Written request = From the listing below, pull each line that includes "гражданина".

** START OF Supplied data **

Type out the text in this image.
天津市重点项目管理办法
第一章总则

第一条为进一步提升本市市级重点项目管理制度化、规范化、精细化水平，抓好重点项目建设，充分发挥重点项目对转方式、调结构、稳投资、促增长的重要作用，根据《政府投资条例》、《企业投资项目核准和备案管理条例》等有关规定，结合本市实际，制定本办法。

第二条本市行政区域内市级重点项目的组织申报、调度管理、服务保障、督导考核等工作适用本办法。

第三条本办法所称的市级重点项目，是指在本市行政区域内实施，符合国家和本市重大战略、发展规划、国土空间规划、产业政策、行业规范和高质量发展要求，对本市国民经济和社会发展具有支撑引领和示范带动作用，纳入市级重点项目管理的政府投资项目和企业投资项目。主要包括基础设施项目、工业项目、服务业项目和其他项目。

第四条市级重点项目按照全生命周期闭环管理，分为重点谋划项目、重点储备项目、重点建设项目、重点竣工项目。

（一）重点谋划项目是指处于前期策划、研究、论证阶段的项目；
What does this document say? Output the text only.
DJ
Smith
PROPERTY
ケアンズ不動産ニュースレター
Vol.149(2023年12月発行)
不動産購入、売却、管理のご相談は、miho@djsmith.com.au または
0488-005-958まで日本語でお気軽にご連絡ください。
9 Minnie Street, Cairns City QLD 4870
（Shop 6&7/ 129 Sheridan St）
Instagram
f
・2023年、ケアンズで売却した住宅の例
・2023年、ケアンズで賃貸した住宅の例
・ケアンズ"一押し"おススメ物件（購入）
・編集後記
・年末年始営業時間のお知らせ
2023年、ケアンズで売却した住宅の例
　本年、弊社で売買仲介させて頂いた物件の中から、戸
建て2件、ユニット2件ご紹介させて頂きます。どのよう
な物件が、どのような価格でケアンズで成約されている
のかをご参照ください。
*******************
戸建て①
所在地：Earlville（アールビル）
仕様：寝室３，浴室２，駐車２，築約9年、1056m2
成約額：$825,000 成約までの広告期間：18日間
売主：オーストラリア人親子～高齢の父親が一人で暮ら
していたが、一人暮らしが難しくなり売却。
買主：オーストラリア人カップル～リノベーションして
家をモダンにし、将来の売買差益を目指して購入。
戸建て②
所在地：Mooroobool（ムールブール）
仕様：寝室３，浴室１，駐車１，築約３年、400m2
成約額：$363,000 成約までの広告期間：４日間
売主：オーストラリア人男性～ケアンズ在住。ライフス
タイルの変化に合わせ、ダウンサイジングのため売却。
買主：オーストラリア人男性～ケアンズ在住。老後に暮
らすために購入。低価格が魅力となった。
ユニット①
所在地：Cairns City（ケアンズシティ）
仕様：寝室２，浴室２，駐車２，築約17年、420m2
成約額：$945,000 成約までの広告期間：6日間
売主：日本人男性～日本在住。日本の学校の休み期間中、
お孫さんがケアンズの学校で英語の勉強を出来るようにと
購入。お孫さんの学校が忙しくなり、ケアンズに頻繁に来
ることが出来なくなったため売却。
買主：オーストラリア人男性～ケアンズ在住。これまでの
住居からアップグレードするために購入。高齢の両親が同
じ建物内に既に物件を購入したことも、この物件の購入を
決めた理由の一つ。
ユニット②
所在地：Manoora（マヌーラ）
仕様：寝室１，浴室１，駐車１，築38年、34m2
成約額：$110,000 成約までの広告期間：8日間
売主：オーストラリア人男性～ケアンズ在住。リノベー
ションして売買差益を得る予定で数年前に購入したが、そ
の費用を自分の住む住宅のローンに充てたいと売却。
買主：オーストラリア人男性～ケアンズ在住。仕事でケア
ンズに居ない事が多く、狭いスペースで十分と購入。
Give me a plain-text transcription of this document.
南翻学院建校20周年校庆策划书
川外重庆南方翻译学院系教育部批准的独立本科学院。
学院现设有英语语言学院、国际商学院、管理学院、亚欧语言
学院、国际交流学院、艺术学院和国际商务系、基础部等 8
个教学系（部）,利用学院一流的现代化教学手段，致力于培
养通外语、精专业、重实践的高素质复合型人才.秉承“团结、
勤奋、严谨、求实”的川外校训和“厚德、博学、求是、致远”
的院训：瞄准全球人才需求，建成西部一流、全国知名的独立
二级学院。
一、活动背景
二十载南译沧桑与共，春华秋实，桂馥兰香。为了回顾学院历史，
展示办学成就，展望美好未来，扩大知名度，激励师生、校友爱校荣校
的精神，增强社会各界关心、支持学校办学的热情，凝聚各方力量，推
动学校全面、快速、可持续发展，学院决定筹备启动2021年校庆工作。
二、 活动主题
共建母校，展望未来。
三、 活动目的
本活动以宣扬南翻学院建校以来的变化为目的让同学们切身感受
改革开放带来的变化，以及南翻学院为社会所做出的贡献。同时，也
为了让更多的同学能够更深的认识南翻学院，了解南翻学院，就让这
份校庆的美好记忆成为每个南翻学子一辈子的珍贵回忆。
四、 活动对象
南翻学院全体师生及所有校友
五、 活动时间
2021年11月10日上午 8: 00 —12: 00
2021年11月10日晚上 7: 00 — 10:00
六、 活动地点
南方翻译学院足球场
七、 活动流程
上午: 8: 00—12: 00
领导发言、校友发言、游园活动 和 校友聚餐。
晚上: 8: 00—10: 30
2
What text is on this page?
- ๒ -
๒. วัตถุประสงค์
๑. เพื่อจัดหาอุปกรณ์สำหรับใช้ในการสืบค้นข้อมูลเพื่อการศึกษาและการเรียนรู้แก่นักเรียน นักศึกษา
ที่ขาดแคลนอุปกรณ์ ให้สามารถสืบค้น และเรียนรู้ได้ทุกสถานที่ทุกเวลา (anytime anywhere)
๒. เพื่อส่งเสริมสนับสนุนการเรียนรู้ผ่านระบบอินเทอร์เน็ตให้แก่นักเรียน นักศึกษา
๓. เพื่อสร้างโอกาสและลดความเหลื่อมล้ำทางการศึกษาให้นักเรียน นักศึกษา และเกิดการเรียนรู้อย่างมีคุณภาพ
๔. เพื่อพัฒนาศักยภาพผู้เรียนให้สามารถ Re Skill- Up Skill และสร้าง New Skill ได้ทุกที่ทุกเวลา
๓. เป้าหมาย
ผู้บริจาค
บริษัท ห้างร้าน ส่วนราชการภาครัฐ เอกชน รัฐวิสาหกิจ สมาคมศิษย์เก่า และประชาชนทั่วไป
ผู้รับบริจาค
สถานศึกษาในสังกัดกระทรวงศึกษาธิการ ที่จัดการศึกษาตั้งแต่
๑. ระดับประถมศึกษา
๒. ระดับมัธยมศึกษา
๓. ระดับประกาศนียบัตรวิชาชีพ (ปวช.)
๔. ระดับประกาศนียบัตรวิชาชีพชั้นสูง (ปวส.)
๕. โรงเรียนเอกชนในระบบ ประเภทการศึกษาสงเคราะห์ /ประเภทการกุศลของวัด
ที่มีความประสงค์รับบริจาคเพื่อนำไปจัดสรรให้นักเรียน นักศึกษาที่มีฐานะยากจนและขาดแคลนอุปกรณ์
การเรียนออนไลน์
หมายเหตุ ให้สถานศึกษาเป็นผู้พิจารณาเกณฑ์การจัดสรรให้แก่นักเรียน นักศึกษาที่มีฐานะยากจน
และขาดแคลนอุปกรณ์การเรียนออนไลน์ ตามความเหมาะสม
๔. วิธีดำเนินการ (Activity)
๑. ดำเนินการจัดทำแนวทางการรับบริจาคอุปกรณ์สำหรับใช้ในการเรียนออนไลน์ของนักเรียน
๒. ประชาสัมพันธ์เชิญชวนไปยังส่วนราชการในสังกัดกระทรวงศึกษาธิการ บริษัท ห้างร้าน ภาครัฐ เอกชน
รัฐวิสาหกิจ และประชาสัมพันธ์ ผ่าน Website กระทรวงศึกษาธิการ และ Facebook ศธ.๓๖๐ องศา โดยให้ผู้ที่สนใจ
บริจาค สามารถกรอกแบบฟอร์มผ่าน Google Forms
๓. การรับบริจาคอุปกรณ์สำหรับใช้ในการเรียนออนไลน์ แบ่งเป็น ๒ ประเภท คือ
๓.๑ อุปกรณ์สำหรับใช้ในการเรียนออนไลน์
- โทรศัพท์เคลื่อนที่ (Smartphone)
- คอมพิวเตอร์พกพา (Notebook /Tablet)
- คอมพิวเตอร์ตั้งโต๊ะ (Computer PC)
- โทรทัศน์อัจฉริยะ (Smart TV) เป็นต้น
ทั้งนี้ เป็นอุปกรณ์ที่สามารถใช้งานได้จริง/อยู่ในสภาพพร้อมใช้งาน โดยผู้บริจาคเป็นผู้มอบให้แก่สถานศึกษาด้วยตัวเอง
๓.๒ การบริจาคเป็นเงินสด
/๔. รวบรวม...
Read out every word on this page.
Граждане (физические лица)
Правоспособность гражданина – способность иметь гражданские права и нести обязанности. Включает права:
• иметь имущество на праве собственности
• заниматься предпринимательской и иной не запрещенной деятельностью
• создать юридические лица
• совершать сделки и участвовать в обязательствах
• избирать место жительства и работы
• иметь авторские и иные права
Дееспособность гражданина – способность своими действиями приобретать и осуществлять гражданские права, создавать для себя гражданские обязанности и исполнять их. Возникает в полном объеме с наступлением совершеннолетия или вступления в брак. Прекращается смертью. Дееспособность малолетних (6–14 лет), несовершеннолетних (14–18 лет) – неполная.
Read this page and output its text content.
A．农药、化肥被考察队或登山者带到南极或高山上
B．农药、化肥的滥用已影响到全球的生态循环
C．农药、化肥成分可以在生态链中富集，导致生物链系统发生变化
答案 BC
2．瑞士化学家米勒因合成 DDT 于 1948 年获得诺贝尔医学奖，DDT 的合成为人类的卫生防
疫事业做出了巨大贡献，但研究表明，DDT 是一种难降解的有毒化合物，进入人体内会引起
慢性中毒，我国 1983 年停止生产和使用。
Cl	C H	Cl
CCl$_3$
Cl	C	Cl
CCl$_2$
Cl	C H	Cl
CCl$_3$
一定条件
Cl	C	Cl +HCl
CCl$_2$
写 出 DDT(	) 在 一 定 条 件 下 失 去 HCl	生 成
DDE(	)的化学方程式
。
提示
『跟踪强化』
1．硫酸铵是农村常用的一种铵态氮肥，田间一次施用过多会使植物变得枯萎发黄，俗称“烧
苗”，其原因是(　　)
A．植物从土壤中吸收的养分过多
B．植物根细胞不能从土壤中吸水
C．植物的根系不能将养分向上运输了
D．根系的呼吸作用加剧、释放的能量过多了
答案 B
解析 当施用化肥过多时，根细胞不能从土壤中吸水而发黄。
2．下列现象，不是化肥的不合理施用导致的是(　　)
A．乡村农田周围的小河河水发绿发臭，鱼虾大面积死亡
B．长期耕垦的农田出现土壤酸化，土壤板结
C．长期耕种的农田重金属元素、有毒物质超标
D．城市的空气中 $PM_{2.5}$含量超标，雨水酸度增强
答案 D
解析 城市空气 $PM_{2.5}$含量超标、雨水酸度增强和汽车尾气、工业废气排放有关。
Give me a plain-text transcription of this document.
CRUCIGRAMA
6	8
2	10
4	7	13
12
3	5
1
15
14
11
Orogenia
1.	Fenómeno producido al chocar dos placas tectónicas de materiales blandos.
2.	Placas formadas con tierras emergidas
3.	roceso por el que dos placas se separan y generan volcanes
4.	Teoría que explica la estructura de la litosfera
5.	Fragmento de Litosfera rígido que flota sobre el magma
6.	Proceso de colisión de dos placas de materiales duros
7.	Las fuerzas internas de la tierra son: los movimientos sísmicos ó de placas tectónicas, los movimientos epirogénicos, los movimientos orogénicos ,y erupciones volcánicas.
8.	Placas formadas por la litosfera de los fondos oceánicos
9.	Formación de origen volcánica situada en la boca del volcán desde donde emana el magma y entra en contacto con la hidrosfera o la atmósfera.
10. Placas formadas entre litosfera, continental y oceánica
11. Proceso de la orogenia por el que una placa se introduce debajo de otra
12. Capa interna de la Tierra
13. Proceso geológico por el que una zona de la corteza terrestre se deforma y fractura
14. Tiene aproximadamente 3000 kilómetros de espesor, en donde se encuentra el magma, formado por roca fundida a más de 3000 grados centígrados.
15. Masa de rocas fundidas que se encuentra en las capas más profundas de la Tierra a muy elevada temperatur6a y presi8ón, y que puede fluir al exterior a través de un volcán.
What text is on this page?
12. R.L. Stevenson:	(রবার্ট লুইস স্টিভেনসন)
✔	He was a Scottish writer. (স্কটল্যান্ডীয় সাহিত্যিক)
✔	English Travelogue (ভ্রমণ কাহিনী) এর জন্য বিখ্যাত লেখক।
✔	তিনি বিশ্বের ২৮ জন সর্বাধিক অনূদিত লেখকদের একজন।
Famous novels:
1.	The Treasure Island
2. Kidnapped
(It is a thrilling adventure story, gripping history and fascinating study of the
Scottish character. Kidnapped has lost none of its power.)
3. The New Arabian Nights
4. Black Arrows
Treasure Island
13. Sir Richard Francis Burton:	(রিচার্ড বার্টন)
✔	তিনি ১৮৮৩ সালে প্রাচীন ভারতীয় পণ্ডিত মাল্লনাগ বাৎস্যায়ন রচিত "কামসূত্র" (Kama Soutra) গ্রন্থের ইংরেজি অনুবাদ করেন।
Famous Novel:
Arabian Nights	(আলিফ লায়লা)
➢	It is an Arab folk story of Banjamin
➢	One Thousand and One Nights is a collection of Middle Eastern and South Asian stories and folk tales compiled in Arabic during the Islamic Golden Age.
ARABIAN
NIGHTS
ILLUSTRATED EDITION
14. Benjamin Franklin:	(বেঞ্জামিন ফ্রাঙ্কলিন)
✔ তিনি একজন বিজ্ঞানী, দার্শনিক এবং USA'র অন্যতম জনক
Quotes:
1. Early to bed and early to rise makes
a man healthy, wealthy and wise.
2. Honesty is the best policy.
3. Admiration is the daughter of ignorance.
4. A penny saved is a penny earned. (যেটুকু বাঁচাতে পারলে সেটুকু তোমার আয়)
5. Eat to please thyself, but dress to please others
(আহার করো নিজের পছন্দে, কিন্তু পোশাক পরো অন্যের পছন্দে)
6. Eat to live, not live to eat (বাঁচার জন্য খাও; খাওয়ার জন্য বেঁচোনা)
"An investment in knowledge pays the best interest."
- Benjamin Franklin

** END OF Supplied data **

Task solution =
Правоспособность гражданина – способность иметь гражданские права и нести обязанности. Включает права:
Дееспособность гражданина – способность своими действиями приобретать и осуществлять гражданские права, создавать для себя гражданские обязанности и исполнять их. Возникает в полном объеме с наступлением совершеннолетия или вступления в брак. Прекращается смертью. Дееспособность малолетних (6–14 лет), несовершеннолетних (14–18 лет) – неполная.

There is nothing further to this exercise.